- [Directions]: Take the records underneath and set them down exactly.

### Input ###

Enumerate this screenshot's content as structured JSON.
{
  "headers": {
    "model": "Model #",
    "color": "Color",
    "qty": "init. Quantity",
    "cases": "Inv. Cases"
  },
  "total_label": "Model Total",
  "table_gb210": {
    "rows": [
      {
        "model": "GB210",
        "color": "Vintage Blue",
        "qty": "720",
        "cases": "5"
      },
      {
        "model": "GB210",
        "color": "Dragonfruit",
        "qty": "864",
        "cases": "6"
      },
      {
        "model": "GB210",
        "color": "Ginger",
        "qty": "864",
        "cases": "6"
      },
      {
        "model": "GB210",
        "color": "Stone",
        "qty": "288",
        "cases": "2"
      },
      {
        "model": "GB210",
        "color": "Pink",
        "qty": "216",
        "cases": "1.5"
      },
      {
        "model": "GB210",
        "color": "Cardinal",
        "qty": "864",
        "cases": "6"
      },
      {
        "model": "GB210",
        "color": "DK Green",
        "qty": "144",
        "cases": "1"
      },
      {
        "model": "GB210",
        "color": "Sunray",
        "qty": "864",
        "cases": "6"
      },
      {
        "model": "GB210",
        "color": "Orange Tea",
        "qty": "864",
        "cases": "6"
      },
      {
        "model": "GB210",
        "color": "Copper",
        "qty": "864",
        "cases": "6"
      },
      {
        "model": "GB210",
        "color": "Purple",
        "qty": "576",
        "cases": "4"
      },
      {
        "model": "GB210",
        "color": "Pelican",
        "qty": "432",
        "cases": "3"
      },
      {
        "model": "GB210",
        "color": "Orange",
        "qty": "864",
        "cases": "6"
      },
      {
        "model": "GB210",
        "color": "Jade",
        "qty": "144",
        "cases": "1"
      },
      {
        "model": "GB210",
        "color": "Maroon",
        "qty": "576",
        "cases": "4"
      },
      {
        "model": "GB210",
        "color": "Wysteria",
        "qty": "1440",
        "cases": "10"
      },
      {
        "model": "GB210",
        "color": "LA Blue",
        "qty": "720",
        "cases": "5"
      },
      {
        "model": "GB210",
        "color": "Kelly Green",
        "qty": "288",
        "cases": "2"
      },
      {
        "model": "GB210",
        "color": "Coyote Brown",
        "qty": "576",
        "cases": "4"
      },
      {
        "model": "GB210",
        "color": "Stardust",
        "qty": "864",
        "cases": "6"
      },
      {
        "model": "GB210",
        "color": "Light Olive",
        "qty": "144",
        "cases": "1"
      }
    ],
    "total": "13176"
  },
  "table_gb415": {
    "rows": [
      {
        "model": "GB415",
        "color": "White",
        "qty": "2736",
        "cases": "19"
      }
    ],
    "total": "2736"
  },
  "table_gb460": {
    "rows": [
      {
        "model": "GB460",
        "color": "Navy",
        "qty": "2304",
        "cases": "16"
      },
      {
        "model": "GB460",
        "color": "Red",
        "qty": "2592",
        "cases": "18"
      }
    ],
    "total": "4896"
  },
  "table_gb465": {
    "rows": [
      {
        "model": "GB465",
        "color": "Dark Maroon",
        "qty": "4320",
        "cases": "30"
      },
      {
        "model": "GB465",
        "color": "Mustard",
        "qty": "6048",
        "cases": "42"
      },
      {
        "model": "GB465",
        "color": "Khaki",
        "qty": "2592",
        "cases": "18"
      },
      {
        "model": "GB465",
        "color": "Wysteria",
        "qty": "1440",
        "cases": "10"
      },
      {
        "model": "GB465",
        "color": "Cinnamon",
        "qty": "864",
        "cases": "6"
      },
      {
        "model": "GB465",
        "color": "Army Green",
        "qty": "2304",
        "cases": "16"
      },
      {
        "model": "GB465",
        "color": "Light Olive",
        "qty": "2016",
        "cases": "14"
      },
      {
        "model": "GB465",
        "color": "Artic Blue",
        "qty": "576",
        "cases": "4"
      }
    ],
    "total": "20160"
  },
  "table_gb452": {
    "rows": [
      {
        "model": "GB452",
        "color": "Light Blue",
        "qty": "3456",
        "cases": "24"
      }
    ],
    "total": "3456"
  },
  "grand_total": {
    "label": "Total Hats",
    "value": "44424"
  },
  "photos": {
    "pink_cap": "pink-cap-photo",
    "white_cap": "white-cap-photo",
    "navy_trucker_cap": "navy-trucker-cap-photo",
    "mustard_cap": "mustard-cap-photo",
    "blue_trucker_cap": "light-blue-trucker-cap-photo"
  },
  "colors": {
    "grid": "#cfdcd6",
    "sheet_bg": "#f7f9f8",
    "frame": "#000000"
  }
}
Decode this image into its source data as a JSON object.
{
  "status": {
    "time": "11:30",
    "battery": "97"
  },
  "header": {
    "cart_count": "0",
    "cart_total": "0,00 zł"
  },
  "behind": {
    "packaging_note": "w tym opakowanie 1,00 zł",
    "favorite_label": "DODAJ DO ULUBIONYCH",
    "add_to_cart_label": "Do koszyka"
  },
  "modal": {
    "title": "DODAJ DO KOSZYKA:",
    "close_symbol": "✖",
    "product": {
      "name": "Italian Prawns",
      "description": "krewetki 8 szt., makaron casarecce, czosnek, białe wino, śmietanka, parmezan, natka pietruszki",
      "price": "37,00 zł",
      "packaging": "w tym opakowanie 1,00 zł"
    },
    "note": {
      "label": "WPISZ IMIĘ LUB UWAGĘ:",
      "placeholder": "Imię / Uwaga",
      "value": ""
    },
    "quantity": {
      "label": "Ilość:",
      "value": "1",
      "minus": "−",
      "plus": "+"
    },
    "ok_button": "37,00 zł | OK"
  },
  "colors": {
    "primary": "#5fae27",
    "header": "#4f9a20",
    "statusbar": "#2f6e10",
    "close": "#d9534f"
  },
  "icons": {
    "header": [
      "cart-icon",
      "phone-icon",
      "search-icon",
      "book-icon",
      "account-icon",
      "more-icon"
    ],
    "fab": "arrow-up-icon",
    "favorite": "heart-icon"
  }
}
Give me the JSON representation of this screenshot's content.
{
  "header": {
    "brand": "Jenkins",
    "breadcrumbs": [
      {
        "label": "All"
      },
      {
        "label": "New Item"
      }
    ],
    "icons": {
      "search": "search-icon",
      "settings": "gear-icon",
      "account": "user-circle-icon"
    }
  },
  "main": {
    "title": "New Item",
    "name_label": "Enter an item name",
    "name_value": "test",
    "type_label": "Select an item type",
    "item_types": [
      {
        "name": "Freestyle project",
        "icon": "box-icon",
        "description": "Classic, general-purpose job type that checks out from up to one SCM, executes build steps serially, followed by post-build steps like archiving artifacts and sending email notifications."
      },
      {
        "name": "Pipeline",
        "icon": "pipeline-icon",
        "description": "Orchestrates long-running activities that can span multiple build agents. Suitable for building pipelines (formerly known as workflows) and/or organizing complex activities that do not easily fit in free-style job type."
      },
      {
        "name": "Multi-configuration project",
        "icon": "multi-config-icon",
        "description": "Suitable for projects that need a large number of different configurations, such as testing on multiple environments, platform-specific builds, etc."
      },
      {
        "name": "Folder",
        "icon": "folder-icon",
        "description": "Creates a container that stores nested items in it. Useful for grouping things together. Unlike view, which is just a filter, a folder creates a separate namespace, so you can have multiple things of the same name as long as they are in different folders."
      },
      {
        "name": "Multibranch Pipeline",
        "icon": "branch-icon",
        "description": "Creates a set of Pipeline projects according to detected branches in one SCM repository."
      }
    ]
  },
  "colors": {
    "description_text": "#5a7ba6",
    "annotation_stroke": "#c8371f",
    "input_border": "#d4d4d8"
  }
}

###

- [Full answer]:
Enumerate this screenshot's content as structured JSON.
{
  "headers": {
    "model": "Model #",
    "color": "Color",
    "qty": "init. Quantity",
    "cases": "Inv. Cases"
  },
  "total_label": "Model Total",
  "table_gb210": {
    "rows": [
      {
        "model": "GB210",
        "color": "Vintage Blue",
        "qty": "720",
        "cases": "5"
      },
      {
        "model": "GB210",
        "color": "Dragonfruit",
        "qty": "864",
        "cases": "6"
      },
      {
        "model": "GB210",
        "color": "Ginger",
        "qty": "864",
        "cases": "6"
      },
      {
        "model": "GB210",
        "color": "Stone",
        "qty": "288",
        "cases": "2"
      },
      {
        "model": "GB210",
        "color": "Pink",
        "qty": "216",
        "cases": "1.5"
      },
      {
        "model": "GB210",
        "color": "Cardinal",
        "qty": "864",
        "cases": "6"
      },
      {
        "model": "GB210",
        "color": "DK Green",
        "qty": "144",
        "cases": "1"
      },
      {
        "model": "GB210",
        "color": "Sunray",
        "qty": "864",
        "cases": "6"
      },
      {
        "model": "GB210",
        "color": "Orange Tea",
        "qty": "864",
        "cases": "6"
      },
      {
        "model": "GB210",
        "color": "Copper",
        "qty": "864",
        "cases": "6"
      },
      {
        "model": "GB210",
        "color": "Purple",
        "qty": "576",
        "cases": "4"
      },
      {
        "model": "GB210",
        "color": "Pelican",
        "qty": "432",
        "cases": "3"
      },
      {
        "model": "GB210",
        "color": "Orange",
        "qty": "864",
        "cases": "6"
      },
      {
        "model": "GB210",
        "color": "Jade",
        "qty": "144",
        "cases": "1"
      },
      {
        "model": "GB210",
        "color": "Maroon",
        "qty": "576",
        "cases": "4"
      },
      {
        "model": "GB210",
        "color": "Wysteria",
        "qty": "1440",
        "cases": "10"
      },
      {
        "model": "GB210",
        "color": "LA Blue",
        "qty": "720",
        "cases": "5"
      },
      {
        "model": "GB210",
        "color": "Kelly Green",
        "qty": "288",
        "cases": "2"
      },
      {
        "model": "GB210",
        "color": "Coyote Brown",
        "qty": "576",
        "cases": "4"
      },
      {
        "model": "GB210",
        "color": "Stardust",
        "qty": "864",
        "cases": "6"
      },
      {
        "model": "GB210",
        "color": "Light Olive",
        "qty": "144",
        "cases": "1"
      }
    ],
    "total": "13176"
  },
  "table_gb415": {
    "rows": [
      {
        "model": "GB415",
        "color": "White",
        "qty": "2736",
        "cases": "19"
      }
    ],
    "total": "2736"
  },
  "table_gb460": {
    "rows": [
      {
        "model": "GB460",
        "color": "Navy",
        "qty": "2304",
        "cases": "16"
      },
      {
        "model": "GB460",
        "color": "Red",
        "qty": "2592",
        "cases": "18"
      }
    ],
    "total": "4896"
  },
  "table_gb465": {
    "rows": [
      {
        "model": "GB465",
        "color": "Dark Maroon",
        "qty": "4320",
        "cases": "30"
      },
      {
        "model": "GB465",
        "color": "Mustard",
        "qty": "6048",
        "cases": "42"
      },
      {
        "model": "GB465",
        "color": "Khaki",
        "qty": "2592",
        "cases": "18"
      },
      {
        "model": "GB465",
        "color": "Wysteria",
        "qty": "1440",
        "cases": "10"
      },
      {
        "model": "GB465",
        "color": "Cinnamon",
        "qty": "864",
        "cases": "6"
      },
      {
        "model": "GB465",
        "color": "Army Green",
        "qty": "2304",
        "cases": "16"
      },
      {
        "model": "GB465",
        "color": "Light Olive",
        "qty": "2016",
        "cases": "14"
      },
      {
        "model": "GB465",
        "color": "Artic Blue",
        "qty": "576",
        "cases": "4"
      }
    ],
    "total": "20160"
  },
  "table_gb452": {
    "rows": [
      {
        "model": "GB452",
        "color": "Light Blue",
        "qty": "3456",
        "cases": "24"
      }
    ],
    "total": "3456"
  },
  "grand_total": {
    "label": "Total Hats",
    "value": "44424"
  },
  "photos": {
    "pink_cap": "pink-cap-photo",
    "white_cap": "white-cap-photo",
    "navy_trucker_cap": "navy-trucker-cap-photo",
    "mustard_cap": "mustard-cap-photo",
    "blue_trucker_cap": "light-blue-trucker-cap-photo"
  },
  "colors": {
    "grid": "#cfdcd6",
    "sheet_bg": "#f7f9f8",
    "frame": "#000000"
  }
}
Decode this image into its source data as a JSON object.
{
  "status": {
    "time": "11:30",
    "battery": "97"
  },
  "header": {
    "cart_count": "0",
    "cart_total": "0,00 zł"
  },
  "behind": {
    "packaging_note": "w tym opakowanie 1,00 zł",
    "favorite_label": "DODAJ DO ULUBIONYCH",
    "add_to_cart_label": "Do koszyka"
  },
  "modal": {
    "title": "DODAJ DO KOSZYKA:",
    "close_symbol": "✖",
    "product": {
      "name": "Italian Prawns",
      "description": "krewetki 8 szt., makaron casarecce, czosnek, białe wino, śmietanka, parmezan, natka pietruszki",
      "price": "37,00 zł",
      "packaging": "w tym opakowanie 1,00 zł"
    },
    "note": {
      "label": "WPISZ IMIĘ LUB UWAGĘ:",
      "placeholder": "Imię / Uwaga",
      "value": ""
    },
    "quantity": {
      "label": "Ilość:",
      "value": "1",
      "minus": "−",
      "plus": "+"
    },
    "ok_button": "37,00 zł | OK"
  },
  "colors": {
    "primary": "#5fae27",
    "header": "#4f9a20",
    "statusbar": "#2f6e10",
    "close": "#d9534f"
  },
  "icons": {
    "header": [
      "cart-icon",
      "phone-icon",
      "search-icon",
      "book-icon",
      "account-icon",
      "more-icon"
    ],
    "fab": "arrow-up-icon",
    "favorite": "heart-icon"
  }
}
Give me the JSON representation of this screenshot's content.
{
  "header": {
    "brand": "Jenkins",
    "breadcrumbs": [
      {
        "label": "All"
      },
      {
        "label": "New Item"
      }
    ],
    "icons": {
      "search": "search-icon",
      "settings": "gear-icon",
      "account": "user-circle-icon"
    }
  },
  "main": {
    "title": "New Item",
    "name_label": "Enter an item name",
    "name_value": "test",
    "type_label": "Select an item type",
    "item_types": [
      {
        "name": "Freestyle project",
        "icon": "box-icon",
        "description": "Classic, general-purpose job type that checks out from up to one SCM, executes build steps serially, followed by post-build steps like archiving artifacts and sending email notifications."
      },
      {
        "name": "Pipeline",
        "icon": "pipeline-icon",
        "description": "Orchestrates long-running activities that can span multiple build agents. Suitable for building pipelines (formerly known as workflows) and/or organizing complex activities that do not easily fit in free-style job type."
      },
      {
        "name": "Multi-configuration project",
        "icon": "multi-config-icon",
        "description": "Suitable for projects that need a large number of different configurations, such as testing on multiple environments, platform-specific builds, etc."
      },
      {
        "name": "Folder",
        "icon": "folder-icon",
        "description": "Creates a container that stores nested items in it. Useful for grouping things together. Unlike view, which is just a filter, a folder creates a separate namespace, so you can have multiple things of the same name as long as they are in different folders."
      },
      {
        "name": "Multibranch Pipeline",
        "icon": "branch-icon",
        "description": "Creates a set of Pipeline projects according to detected branches in one SCM repository."
      }
    ]
  },
  "colors": {
    "description_text": "#5a7ba6",
    "annotation_stroke": "#c8371f",
    "input_border": "#d4d4d8"
  }
}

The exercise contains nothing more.